Job A ::
According to the Illinois appellate court order below, which county's circuit court heard the case before the appeal?
Job B ::
Reproduce word for word the stretch of the Illinois appellate court order from "NO. 4-12-0885" through "under Rule 23(e)(1).".
Job C ::
Write the next part of the Illinois appellate court order in Oliver v. Pfister, picking up after its final sentence.

Document ::
----------------------------------------

APPELLATE COURT OF ILLINOIS FOURTH DISTRICT
Jun 13, 2013
2013 Ill. App. 4th 120885 (Ill. App. Ct. 2013)

Opinion

NO. 4-12-0885

06-13-2013

WINFRED OLIVER, Plaintiff-Appellant, v. RANDY PFISTER, JEFFREY GUBUT, DONALD GISH, ANGELICA JOYNER, PATRICK HASTINGS, EDDIE JONES, SHERRY BENTON, GUY PIERCE, JEFFREY GABOR, MICHAEL P. RANDLE, and S.A. GODINEZ, Defendants-Appellees.


NOTICE

This order was filed under Supreme Court Rule 23 and may not be cited as precedent by any party except in the limited circumstances allowed under Rule 23(e)(1).

Appeal from

Circuit Court of

Sangamon County

No. 11MR688


Honorable

John Schmidt,

Judge Presiding.

JUSTICE POPE delivered the judgment of the court.

Justices Appleton and Harris concurred in the judgment.

ORDER

¶ 1 Held:The trial court erred in sua sponte dismissing plaintiff's pro se petition for a writ of certiorari because the matter was not ripe for adjudication where defendants had not been served with the petition. ¶ 2 On November 8, 2011, plaintiff, Winfred Oliver, an inmate at Pontiac Correctional Center, filed a pro se petition for a writ of certiorari in the trial court, seeking review of prison disciplinary proceedings related to an allegation he possessed child pornography. On January 2, 2012, the trial court dismissed plaintiff's complaint as frivolous. Plaintiff appeals. We vacate the court's dismissal and remand for further proceedings.

¶ 3 I. BACKGROUND

¶ 4 According to Illinois Department of Corrections prison inmate search results, plaintiff is currently in Pontiac, serving a 50-year sentence on his conviction for predatory criminal sexual assault. He is projected to be released from prison on January 2, 2050. ¶ 5 On April 6, 2011, plaintiff was cited for violating disciplinary rule No. 501 (violating state or federal laws (720 ILCS 5/11-20.1 (West 2010)) (child pornography). According to the disciplinary report, on April 5, 2011, correctional officers discovered what appeared to them to be child pornography in plaintiff's cell. Specifically, the report stated the officers found the following:

"2 pornographic magazines were altered to have pictures of young girls['] faces cut out of non pornographic magazines and then the heads and faces of young girls were pasted to the nude bodies of adult females. Also found were loose materials of young men in various poses and a photo album with [plaintiff's] name written inside of it depicting children in various poses."

----------------------------------------

Item position entries ::
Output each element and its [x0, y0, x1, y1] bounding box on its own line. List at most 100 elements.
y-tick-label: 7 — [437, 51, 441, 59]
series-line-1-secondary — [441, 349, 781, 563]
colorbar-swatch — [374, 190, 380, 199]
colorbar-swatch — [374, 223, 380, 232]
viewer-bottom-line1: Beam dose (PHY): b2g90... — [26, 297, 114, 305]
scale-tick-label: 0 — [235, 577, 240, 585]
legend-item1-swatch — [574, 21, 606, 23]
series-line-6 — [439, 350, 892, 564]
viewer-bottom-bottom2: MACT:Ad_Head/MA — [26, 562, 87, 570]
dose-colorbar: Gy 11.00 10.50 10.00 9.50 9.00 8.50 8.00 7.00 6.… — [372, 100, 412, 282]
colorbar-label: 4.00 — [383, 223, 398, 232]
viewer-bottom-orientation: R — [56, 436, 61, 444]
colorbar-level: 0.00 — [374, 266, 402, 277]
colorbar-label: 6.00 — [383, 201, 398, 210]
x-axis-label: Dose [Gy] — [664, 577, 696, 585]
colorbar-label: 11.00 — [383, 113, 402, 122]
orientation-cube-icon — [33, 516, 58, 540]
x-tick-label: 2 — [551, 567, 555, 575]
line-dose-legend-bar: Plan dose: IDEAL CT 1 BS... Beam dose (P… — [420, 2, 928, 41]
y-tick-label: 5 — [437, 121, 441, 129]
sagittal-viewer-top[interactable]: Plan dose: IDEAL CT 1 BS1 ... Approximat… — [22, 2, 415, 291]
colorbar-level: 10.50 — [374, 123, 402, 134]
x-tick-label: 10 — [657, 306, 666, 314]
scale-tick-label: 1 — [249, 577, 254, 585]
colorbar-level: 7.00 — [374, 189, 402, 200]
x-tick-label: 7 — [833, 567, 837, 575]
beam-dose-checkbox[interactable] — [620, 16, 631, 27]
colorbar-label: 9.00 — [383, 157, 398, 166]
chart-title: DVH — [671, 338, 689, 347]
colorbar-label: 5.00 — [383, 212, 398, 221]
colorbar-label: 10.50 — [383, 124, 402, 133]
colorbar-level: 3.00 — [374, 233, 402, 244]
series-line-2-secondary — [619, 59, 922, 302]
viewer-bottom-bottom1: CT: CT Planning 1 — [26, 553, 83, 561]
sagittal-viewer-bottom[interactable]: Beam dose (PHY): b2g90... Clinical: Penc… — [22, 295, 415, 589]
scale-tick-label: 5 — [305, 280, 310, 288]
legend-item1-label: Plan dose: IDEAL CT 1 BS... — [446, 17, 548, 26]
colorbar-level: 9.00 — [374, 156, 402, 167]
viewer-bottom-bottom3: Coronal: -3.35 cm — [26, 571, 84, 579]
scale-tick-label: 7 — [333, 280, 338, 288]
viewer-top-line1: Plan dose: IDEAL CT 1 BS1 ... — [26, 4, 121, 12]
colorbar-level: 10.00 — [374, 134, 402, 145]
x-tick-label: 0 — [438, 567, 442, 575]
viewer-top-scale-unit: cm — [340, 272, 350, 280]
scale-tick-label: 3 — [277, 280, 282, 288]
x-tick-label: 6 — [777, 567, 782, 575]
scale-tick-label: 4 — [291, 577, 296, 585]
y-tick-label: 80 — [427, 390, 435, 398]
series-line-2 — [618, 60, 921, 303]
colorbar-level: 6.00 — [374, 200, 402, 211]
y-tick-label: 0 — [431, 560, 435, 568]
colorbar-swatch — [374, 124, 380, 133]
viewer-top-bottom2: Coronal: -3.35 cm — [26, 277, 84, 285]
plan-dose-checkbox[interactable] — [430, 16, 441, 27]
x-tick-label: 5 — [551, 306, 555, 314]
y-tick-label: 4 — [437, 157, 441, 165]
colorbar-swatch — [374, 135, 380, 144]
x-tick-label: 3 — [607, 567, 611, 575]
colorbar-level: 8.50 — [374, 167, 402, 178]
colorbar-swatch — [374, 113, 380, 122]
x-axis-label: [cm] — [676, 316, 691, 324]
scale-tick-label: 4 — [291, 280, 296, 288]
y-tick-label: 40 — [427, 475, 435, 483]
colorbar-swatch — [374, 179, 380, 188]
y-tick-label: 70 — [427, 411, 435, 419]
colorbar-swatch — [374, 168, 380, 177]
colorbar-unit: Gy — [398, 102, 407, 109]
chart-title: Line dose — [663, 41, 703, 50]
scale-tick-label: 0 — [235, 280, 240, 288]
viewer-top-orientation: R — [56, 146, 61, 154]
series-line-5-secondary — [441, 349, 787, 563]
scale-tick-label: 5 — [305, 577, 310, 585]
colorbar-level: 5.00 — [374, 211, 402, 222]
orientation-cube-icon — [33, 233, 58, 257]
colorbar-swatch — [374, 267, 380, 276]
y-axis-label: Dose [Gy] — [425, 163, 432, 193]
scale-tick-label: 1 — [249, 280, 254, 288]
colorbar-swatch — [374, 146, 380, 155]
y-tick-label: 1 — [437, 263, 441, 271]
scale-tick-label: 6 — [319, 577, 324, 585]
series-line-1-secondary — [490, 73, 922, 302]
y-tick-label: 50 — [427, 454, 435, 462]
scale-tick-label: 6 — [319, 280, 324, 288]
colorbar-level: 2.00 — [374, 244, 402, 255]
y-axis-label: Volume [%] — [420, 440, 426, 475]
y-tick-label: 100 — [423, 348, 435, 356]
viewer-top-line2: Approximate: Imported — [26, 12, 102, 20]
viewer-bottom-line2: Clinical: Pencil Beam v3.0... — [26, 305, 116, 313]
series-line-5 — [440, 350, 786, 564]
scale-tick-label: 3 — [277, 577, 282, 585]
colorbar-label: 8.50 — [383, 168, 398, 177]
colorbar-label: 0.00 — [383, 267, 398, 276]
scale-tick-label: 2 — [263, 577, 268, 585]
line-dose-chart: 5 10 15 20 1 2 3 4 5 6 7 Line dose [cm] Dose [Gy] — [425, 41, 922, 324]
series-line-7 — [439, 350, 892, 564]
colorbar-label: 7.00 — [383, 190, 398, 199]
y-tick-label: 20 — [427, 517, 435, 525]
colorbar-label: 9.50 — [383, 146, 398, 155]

----------------------------------------

Task output A ::
Sangamon County

Task output B ::
NO. 4-12-0885

06-13-2013

WINFRED OLIVER, Plaintiff-Appellant, v. RANDY PFISTER, JEFFREY GUBUT, DONALD GISH, ANGELICA JOYNER, PATRICK HASTINGS, EDDIE JONES, SHERRY BENTON, GUY PIERCE, JEFFREY GABOR, MICHAEL P. RANDLE, and S.A. GODINEZ, Defendants-Appellees.


NOTICE

This order was filed under Supreme Court Rule 23 and may not be cited as precedent by any party except in the limited circumstances allowed under Rule 23(e)(1).

Task output C ::
¶ 6 On April 19, 2011, plaintiff submitted a written response to the charges, arguing the altered magazines cannot be considered child pornography because, inter alia, the Illinois Supreme Court previously found section 11-20.1(f)(7) unconstitutional in People v. Alexander, 204 Ill. 2d 472, 791 N.E.2d 506 (2003). ¶ 7 Following an April 26, 2011, disciplinary hearing, the Adjustment Committee found plaintiff committed the charged offense and recommended the following disciplinary measures: (1) one year of "C-grade," (2) one year of segregation, (3) revocation of one year of good-conduct credits, and (4) revocation of one year of audiovisual privileges. ¶ 8 Plaintiff filed a grievance to the Administrative Review Board. However, on October 5, 2011, the Administrative Review Board affirmed the Adjustment Committee's finding. ¶ 9 On November 8, 2011, plaintiff filed a petition for common law writ of certiorari in the trial court. Plaintiff alleged the finding of guilt was improper where defendants violated various administrative, state, and federal procedural due-process protections. ¶ 10 On January 2, 2012, the trial court dismissed plaintiff's petition as "frivolous." ¶ 11 On February 7, 2012, plaintiff filed a motion to reconsider, which the trial court denied on August 17, 2012. ¶ 12 This appeal followed.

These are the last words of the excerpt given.